(Items from a dataset)
----
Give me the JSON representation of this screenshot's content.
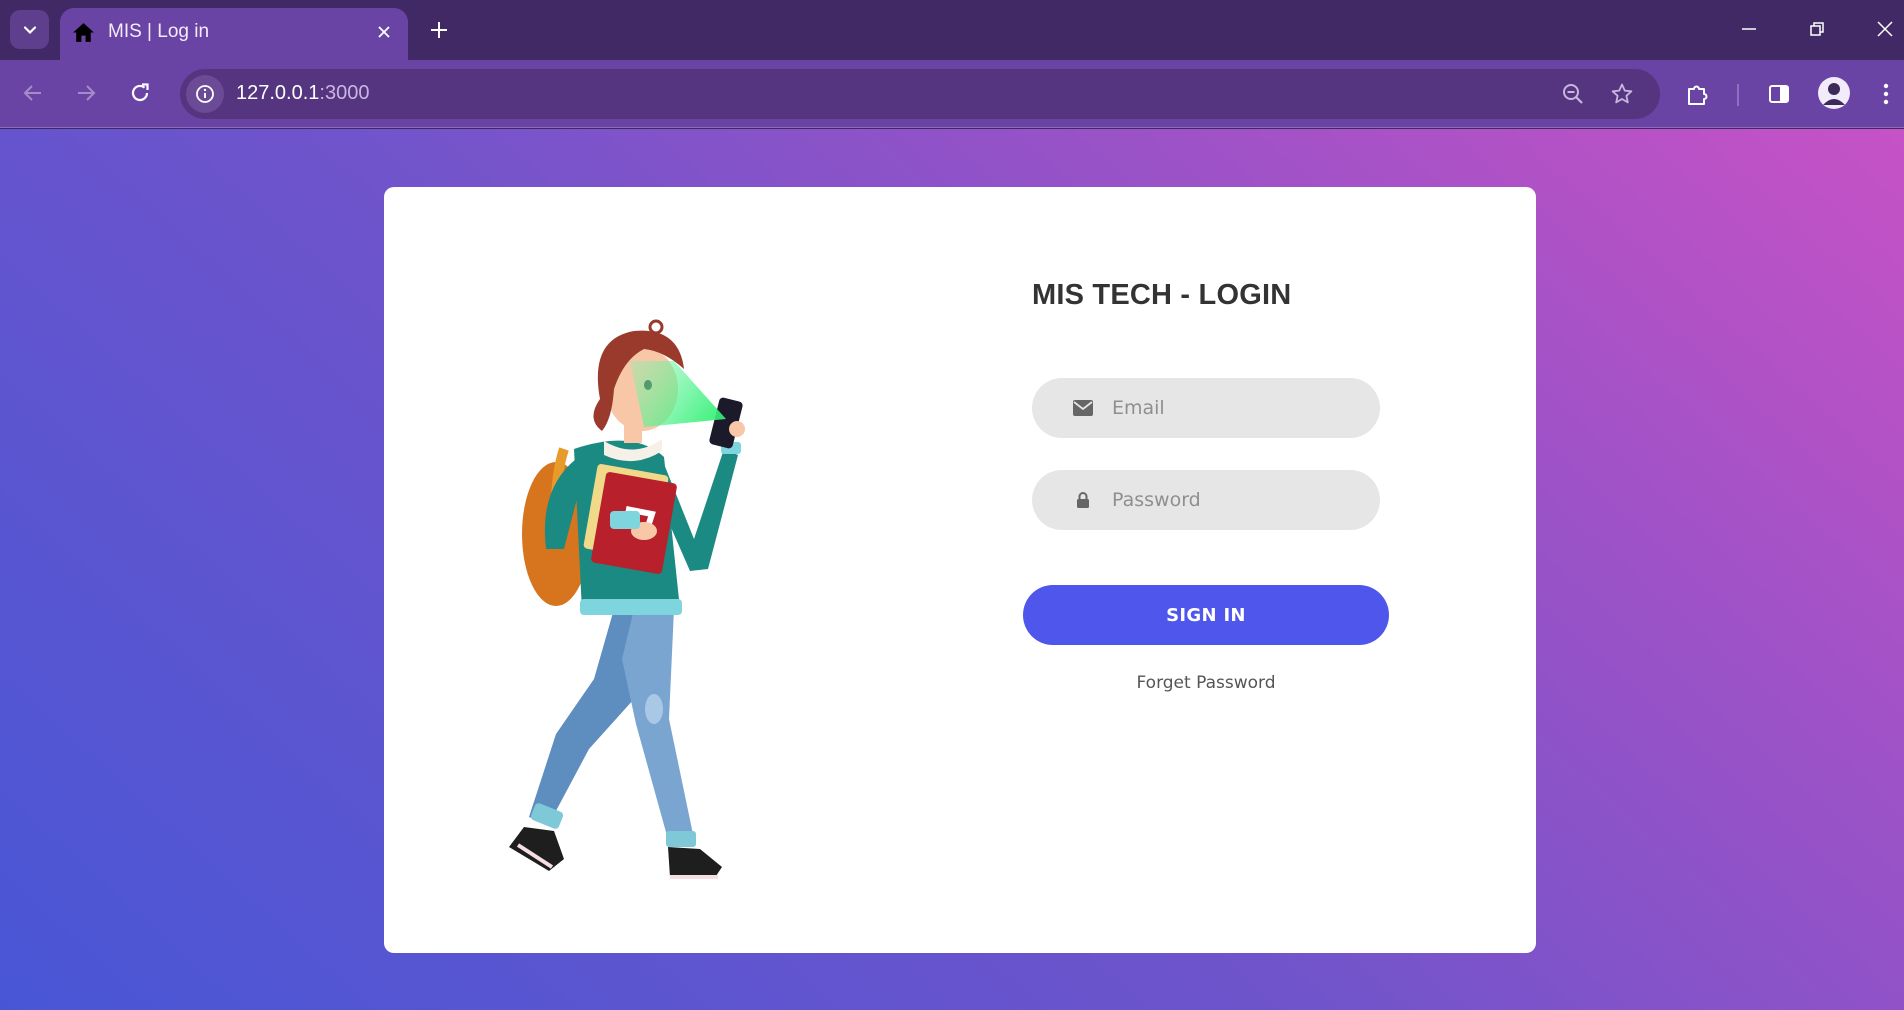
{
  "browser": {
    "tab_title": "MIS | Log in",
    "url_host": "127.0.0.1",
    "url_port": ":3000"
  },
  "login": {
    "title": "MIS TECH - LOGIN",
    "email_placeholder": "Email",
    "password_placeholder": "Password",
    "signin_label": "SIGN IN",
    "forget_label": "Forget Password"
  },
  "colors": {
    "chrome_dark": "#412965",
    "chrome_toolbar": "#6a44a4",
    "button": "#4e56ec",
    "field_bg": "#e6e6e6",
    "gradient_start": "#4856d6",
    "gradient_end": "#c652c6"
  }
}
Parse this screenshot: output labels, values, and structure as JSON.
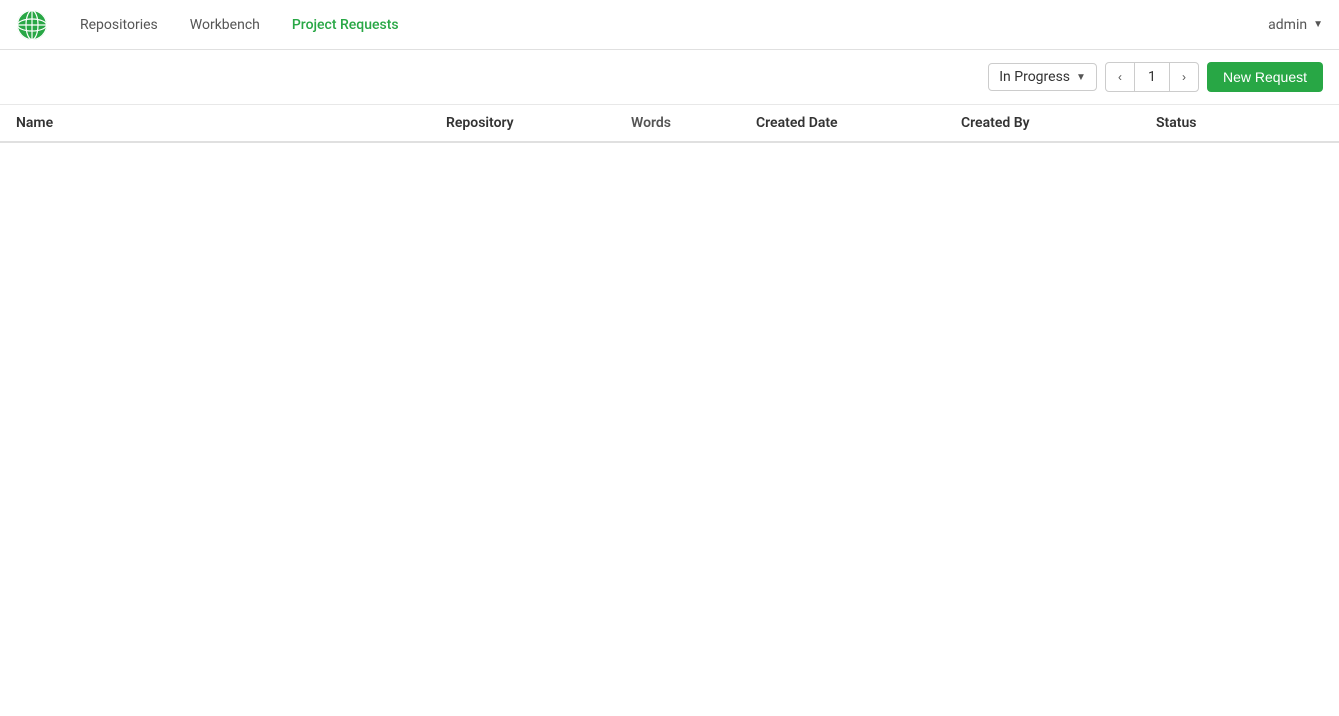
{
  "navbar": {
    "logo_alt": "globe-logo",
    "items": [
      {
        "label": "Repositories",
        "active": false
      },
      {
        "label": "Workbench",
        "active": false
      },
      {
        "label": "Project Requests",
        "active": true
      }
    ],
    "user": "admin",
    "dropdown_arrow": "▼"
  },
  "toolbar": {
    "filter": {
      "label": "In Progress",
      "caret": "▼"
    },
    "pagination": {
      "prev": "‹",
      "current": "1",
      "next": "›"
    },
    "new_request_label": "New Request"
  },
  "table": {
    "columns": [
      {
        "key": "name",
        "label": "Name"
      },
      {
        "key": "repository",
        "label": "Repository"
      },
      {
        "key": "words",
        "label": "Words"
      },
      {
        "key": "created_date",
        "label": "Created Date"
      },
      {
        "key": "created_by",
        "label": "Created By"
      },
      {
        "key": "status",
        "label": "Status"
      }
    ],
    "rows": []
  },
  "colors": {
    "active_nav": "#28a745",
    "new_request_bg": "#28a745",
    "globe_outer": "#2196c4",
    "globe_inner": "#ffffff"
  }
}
----
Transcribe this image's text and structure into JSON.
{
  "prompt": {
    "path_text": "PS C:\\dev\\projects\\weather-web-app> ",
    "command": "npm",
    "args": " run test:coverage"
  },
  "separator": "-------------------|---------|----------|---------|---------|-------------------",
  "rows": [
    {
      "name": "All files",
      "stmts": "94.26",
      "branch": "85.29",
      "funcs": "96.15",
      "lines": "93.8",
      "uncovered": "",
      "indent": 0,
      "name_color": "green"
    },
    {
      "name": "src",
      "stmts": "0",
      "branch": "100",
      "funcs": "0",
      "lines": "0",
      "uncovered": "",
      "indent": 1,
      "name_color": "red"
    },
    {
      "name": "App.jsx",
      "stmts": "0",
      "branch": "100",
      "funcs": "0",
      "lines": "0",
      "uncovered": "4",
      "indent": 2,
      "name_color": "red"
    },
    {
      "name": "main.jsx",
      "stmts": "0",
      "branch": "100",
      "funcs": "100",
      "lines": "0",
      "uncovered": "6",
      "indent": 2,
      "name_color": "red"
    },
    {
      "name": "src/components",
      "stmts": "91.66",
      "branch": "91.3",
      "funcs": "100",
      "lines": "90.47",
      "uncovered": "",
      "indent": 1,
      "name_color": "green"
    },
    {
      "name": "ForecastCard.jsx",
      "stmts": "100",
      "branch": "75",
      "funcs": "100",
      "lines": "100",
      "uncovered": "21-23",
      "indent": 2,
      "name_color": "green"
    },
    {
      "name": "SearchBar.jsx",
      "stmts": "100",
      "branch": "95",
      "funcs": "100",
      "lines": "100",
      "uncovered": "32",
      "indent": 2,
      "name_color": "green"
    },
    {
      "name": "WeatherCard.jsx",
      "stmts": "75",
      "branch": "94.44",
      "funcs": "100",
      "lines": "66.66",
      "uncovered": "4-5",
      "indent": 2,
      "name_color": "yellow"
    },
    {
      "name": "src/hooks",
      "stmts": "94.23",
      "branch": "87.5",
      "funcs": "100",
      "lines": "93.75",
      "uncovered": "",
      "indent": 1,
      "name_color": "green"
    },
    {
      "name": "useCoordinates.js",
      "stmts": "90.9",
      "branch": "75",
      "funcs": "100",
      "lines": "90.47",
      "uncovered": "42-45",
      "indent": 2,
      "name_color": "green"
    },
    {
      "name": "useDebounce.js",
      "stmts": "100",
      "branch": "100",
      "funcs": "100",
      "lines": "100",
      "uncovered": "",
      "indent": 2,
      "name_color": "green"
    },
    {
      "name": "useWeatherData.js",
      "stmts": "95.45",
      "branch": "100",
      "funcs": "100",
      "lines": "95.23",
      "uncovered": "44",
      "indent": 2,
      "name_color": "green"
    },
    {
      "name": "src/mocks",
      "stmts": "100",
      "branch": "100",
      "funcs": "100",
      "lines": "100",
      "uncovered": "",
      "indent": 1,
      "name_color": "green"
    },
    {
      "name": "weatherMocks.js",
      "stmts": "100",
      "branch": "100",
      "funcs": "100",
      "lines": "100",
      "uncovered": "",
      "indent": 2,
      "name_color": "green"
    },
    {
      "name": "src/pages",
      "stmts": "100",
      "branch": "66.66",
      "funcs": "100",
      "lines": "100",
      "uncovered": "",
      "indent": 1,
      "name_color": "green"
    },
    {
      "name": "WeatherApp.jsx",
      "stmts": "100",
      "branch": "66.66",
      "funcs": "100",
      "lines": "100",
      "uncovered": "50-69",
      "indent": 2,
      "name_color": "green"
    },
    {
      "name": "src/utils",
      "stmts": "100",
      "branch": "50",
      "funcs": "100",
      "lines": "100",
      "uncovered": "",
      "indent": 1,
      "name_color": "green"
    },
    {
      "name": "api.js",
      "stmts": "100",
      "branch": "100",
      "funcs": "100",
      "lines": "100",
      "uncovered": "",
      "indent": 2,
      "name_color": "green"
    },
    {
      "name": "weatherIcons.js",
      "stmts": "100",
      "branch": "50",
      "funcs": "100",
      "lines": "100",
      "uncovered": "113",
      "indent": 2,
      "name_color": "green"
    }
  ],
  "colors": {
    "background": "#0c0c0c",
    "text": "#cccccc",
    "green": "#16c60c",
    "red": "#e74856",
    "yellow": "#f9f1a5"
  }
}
----
▶ [WRITTEN PROBLEM]:
Select the lines that carry the string "Password" and copy them.

▶ [WRITTEN SOLUTION]:
    "password_placeholder": "Password",
    "forget_label": "Forget Password"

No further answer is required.